Aim of the task
Find the string "price" in the records. Copy every line it appears in.

Provided information
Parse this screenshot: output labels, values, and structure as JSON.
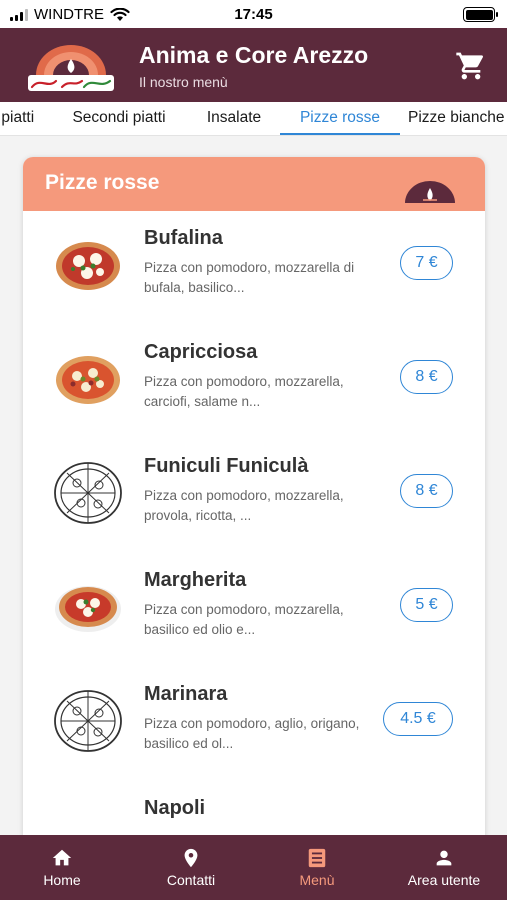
{
  "status_bar": {
    "carrier": "WINDTRE",
    "time": "17:45"
  },
  "header": {
    "title": "Anima e Core Arezzo",
    "subtitle": "Il nostro menù",
    "logo_text": "Anima e Core"
  },
  "tabs": [
    {
      "label": "Primi piatti",
      "active": false
    },
    {
      "label": "Secondi piatti",
      "active": false
    },
    {
      "label": "Insalate",
      "active": false
    },
    {
      "label": "Pizze rosse",
      "active": true
    },
    {
      "label": "Pizze bianche",
      "active": false
    }
  ],
  "category": {
    "title": "Pizze rosse"
  },
  "items": [
    {
      "name": "Bufalina",
      "description": "Pizza con pomodoro, mozzarella di bufala, basilico...",
      "price": "7 €",
      "image": "pizza-photo"
    },
    {
      "name": "Capricciosa",
      "description": "Pizza con pomodoro, mozzarella, carciofi, salame n...",
      "price": "8 €",
      "image": "pizza-photo"
    },
    {
      "name": "Funiculi Funiculà",
      "description": "Pizza con pomodoro, mozzarella, provola, ricotta, ...",
      "price": "8 €",
      "image": "pizza-sketch"
    },
    {
      "name": "Margherita",
      "description": "Pizza con pomodoro, mozzarella, basilico ed olio e...",
      "price": "5 €",
      "image": "pizza-photo"
    },
    {
      "name": "Marinara",
      "description": "Pizza con pomodoro, aglio, origano, basilico ed ol...",
      "price": "4.5 €",
      "image": "pizza-sketch"
    },
    {
      "name": "Napoli",
      "description": "",
      "price": "",
      "image": ""
    }
  ],
  "bottom_nav": [
    {
      "label": "Home",
      "icon": "home-icon",
      "active": false
    },
    {
      "label": "Contatti",
      "icon": "location-pin-icon",
      "active": false
    },
    {
      "label": "Menù",
      "icon": "menu-list-icon",
      "active": true
    },
    {
      "label": "Area utente",
      "icon": "user-icon",
      "active": false
    }
  ],
  "colors": {
    "header_bg": "#5c2a3c",
    "accent_salmon": "#f5997c",
    "link_blue": "#2f86d6"
  }
}
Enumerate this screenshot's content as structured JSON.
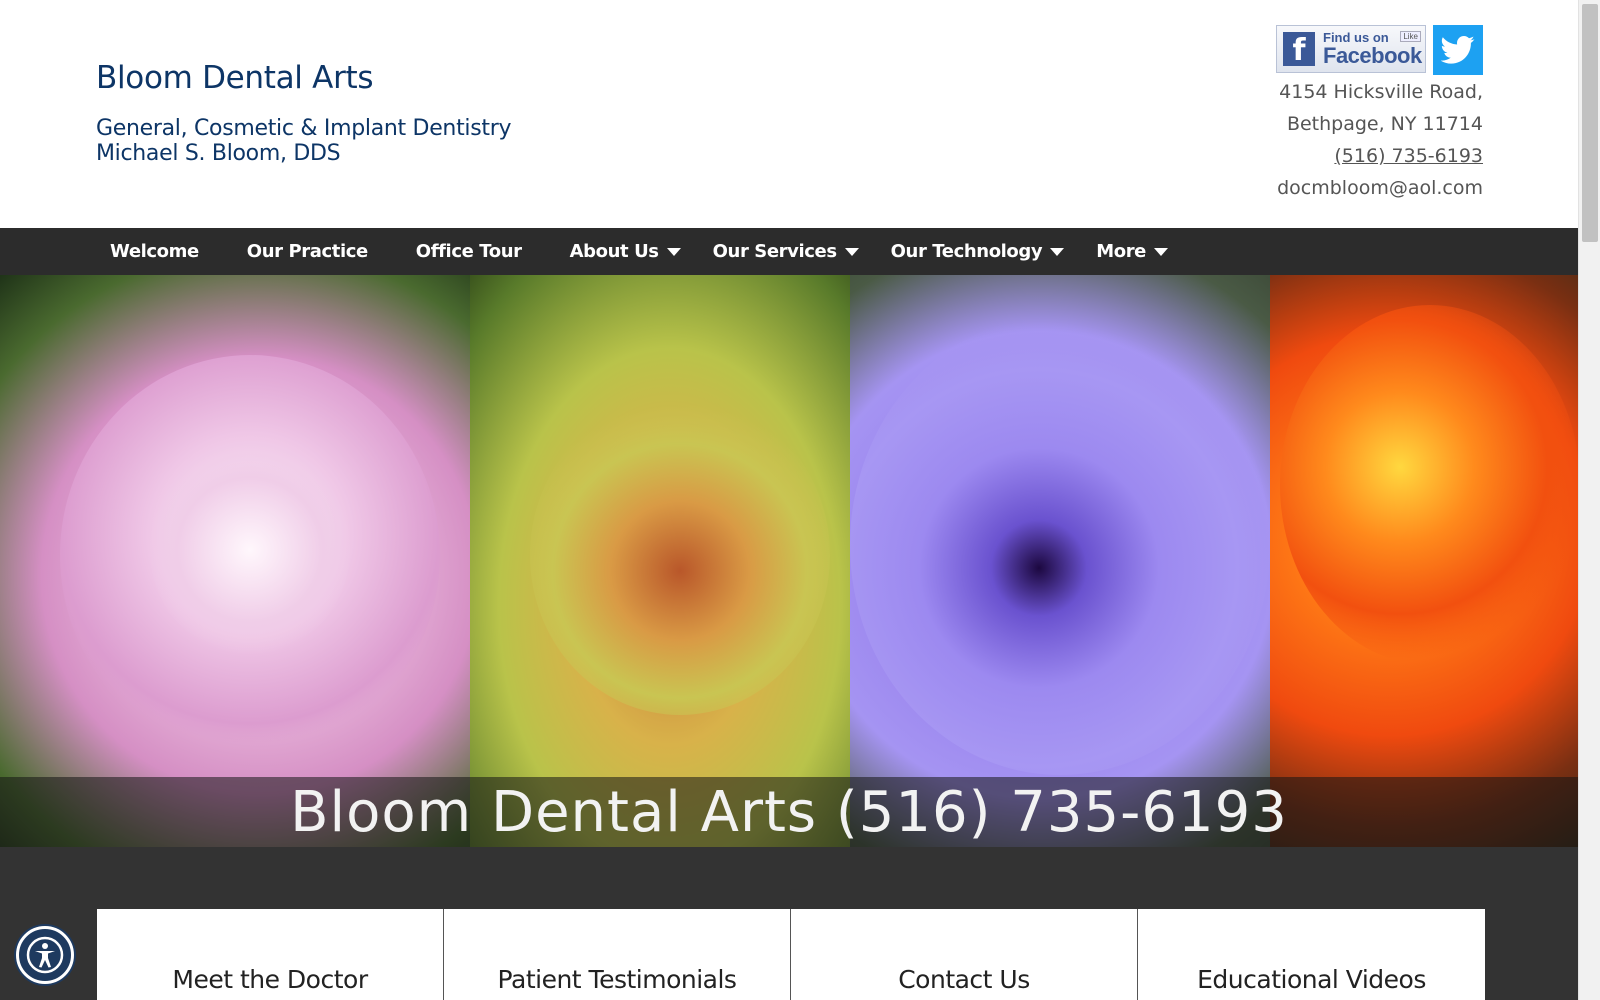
{
  "header": {
    "title": "Bloom Dental Arts",
    "tagline_line1": "General, Cosmetic & Implant Dentistry",
    "tagline_line2": "Michael S. Bloom, DDS"
  },
  "social": {
    "facebook_small": "Find us on",
    "facebook_big": "Facebook",
    "facebook_like": "Like",
    "facebook_color": "#3b5998",
    "twitter_color": "#1da1f2"
  },
  "contact": {
    "address_line1": "4154 Hicksville Road,",
    "address_line2": "Bethpage, NY 11714",
    "phone": "(516) 735-6193",
    "email": "docmbloom@aol.com"
  },
  "nav": {
    "items": [
      {
        "label": "Welcome",
        "dropdown": false
      },
      {
        "label": "Our Practice",
        "dropdown": false
      },
      {
        "label": "Office Tour",
        "dropdown": false
      },
      {
        "label": "About Us",
        "dropdown": true
      },
      {
        "label": "Our Services",
        "dropdown": true
      },
      {
        "label": "Our Technology",
        "dropdown": true
      },
      {
        "label": "More",
        "dropdown": true
      }
    ]
  },
  "hero": {
    "banner_text": "Bloom Dental Arts (516) 735-6193"
  },
  "cards": [
    {
      "label": "Meet the Doctor"
    },
    {
      "label": "Patient Testimonials"
    },
    {
      "label": "Contact Us"
    },
    {
      "label": "Educational Videos"
    }
  ],
  "colors": {
    "brand_navy": "#0d3566",
    "nav_bg": "#2c2c2c",
    "content_bg": "#333333"
  },
  "icons": {
    "accessibility": "accessibility-icon",
    "caret": "caret-down-icon"
  }
}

Response
      "price": "7 €",
      "price": "8 €",
      "price": "8 €",
      "price": "5 €",
      "price": "4.5 €",
      "price": "",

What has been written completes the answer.